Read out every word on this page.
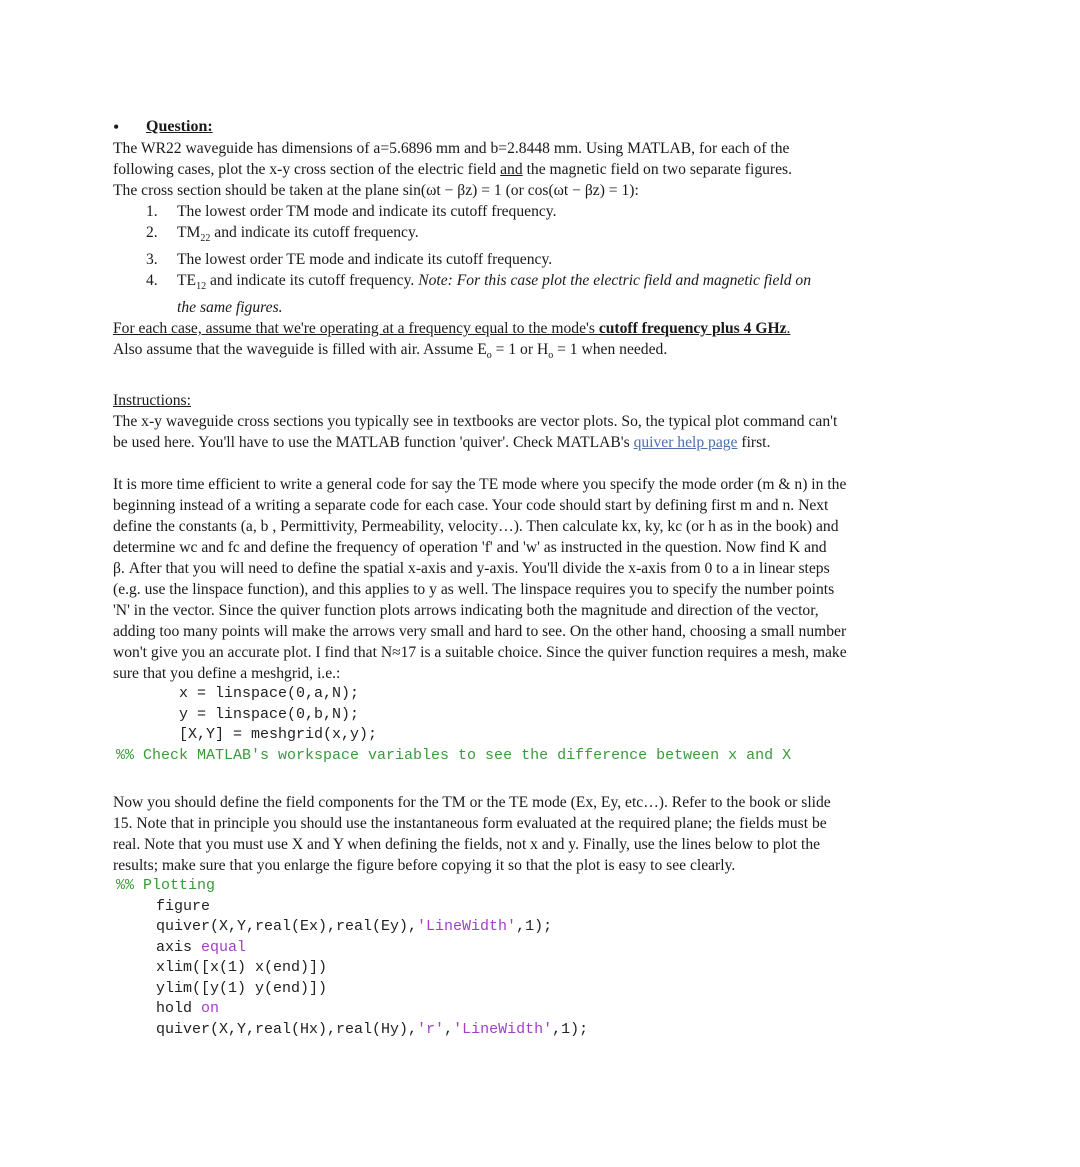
• Question:

The WR22 waveguide has dimensions of a=5.6896 mm and b=2.8448 mm. Using MATLAB, for each of the

following cases, plot the x-y cross section of the electric field and the magnetic field on two separate figures.

The cross section should be taken at the plane sin(ωt − βz) = 1 (or cos(ωt − βz) = 1):

1. The lowest order TM mode and indicate its cutoff frequency.
2. $TM_{22}$ and indicate its cutoff frequency.
3. The lowest order TE mode and indicate its cutoff frequency.
4. $TE_{12}$ and indicate its cutoff frequency. Note: For this case plot the electric field and magnetic field on
the same figures.

For each case, assume that we're operating at a frequency equal to the mode's cutoff frequency plus 4 GHz.

Also assume that the waveguide is filled with air. Assume $E_o = 1$ or $H_o = 1$ when needed.

Instructions:

The x-y waveguide cross sections you typically see in textbooks are vector plots. So, the typical plot command can't

be used here. You'll have to use the MATLAB function 'quiver'. Check MATLAB's quiver help page first.

It is more time efficient to write a general code for say the TE mode where you specify the mode order (m & n) in the

beginning instead of a writing a separate code for each case. Your code should start by defining first m and n. Next

define the constants (a, b , Permittivity, Permeability, velocity…). Then calculate kx, ky, kc (or h as in the book) and

determine wc and fc and define the frequency of operation 'f' and 'w' as instructed in the question. Now find K and

β. After that you will need to define the spatial x-axis and y-axis. You'll divide the x-axis from 0 to a in linear steps

(e.g. use the linspace function), and this applies to y as well. The linspace requires you to specify the number points

'N' in the vector. Since the quiver function plots arrows indicating both the magnitude and direction of the vector,

adding too many points will make the arrows very small and hard to see. On the other hand, choosing a small number

won't give you an accurate plot. I find that N≈17 is a suitable choice. Since the quiver function requires a mesh, make

sure that you define a meshgrid, i.e.:

x = linspace(0,a,N);
y = linspace(0,b,N);
[X,Y] = meshgrid(x,y);
%% Check MATLAB's workspace variables to see the difference between x and X

Now you should define the field components for the TM or the TE mode (Ex, Ey, etc…). Refer to the book or slide

15. Note that in principle you should use the instantaneous form evaluated at the required plane; the fields must be

real. Note that you must use X and Y when defining the fields, not x and y. Finally, use the lines below to plot the

results; make sure that you enlarge the figure before copying it so that the plot is easy to see clearly.

%% Plotting
figure
quiver(X,Y,real(Ex),real(Ey),'LineWidth',1);
axis equal
xlim([x(1) x(end)])
ylim([y(1) y(end)])
hold on
quiver(X,Y,real(Hx),real(Hy),'r','LineWidth',1);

- [What the task asks]: Leave the pictures out and output the rest of the listing exactly.

- [Solution for this exercise]:
Read out every word on this page.
• Question:

The WR22 waveguide has dimensions of a=5.6896 mm and b=2.8448 mm. Using MATLAB, for each of the

following cases, plot the x-y cross section of the electric field and the magnetic field on two separate figures.

The cross section should be taken at the plane sin(ωt − βz) = 1 (or cos(ωt − βz) = 1):

1. The lowest order TM mode and indicate its cutoff frequency.
2. $TM_{22}$ and indicate its cutoff frequency.
3. The lowest order TE mode and indicate its cutoff frequency.
4. $TE_{12}$ and indicate its cutoff frequency. Note: For this case plot the electric field and magnetic field on
the same figures.

For each case, assume that we're operating at a frequency equal to the mode's cutoff frequency plus 4 GHz.

Also assume that the waveguide is filled with air. Assume $E_o = 1$ or $H_o = 1$ when needed.

Instructions:

The x-y waveguide cross sections you typically see in textbooks are vector plots. So, the typical plot command can't

be used here. You'll have to use the MATLAB function 'quiver'. Check MATLAB's quiver help page first.

It is more time efficient to write a general code for say the TE mode where you specify the mode order (m & n) in the

beginning instead of a writing a separate code for each case. Your code should start by defining first m and n. Next

define the constants (a, b , Permittivity, Permeability, velocity…). Then calculate kx, ky, kc (or h as in the book) and

determine wc and fc and define the frequency of operation 'f' and 'w' as instructed in the question. Now find K and

β. After that you will need to define the spatial x-axis and y-axis. You'll divide the x-axis from 0 to a in linear steps

(e.g. use the linspace function), and this applies to y as well. The linspace requires you to specify the number points

'N' in the vector. Since the quiver function plots arrows indicating both the magnitude and direction of the vector,

adding too many points will make the arrows very small and hard to see. On the other hand, choosing a small number

won't give you an accurate plot. I find that N≈17 is a suitable choice. Since the quiver function requires a mesh, make

sure that you define a meshgrid, i.e.:

x = linspace(0,a,N);
y = linspace(0,b,N);
[X,Y] = meshgrid(x,y);
%% Check MATLAB's workspace variables to see the difference between x and X

Now you should define the field components for the TM or the TE mode (Ex, Ey, etc…). Refer to the book or slide

15. Note that in principle you should use the instantaneous form evaluated at the required plane; the fields must be

real. Note that you must use X and Y when defining the fields, not x and y. Finally, use the lines below to plot the

results; make sure that you enlarge the figure before copying it so that the plot is easy to see clearly.

%% Plotting
figure
quiver(X,Y,real(Ex),real(Ey),'LineWidth',1);
axis equal
xlim([x(1) x(end)])
ylim([y(1) y(end)])
hold on
quiver(X,Y,real(Hx),real(Hy),'r','LineWidth',1);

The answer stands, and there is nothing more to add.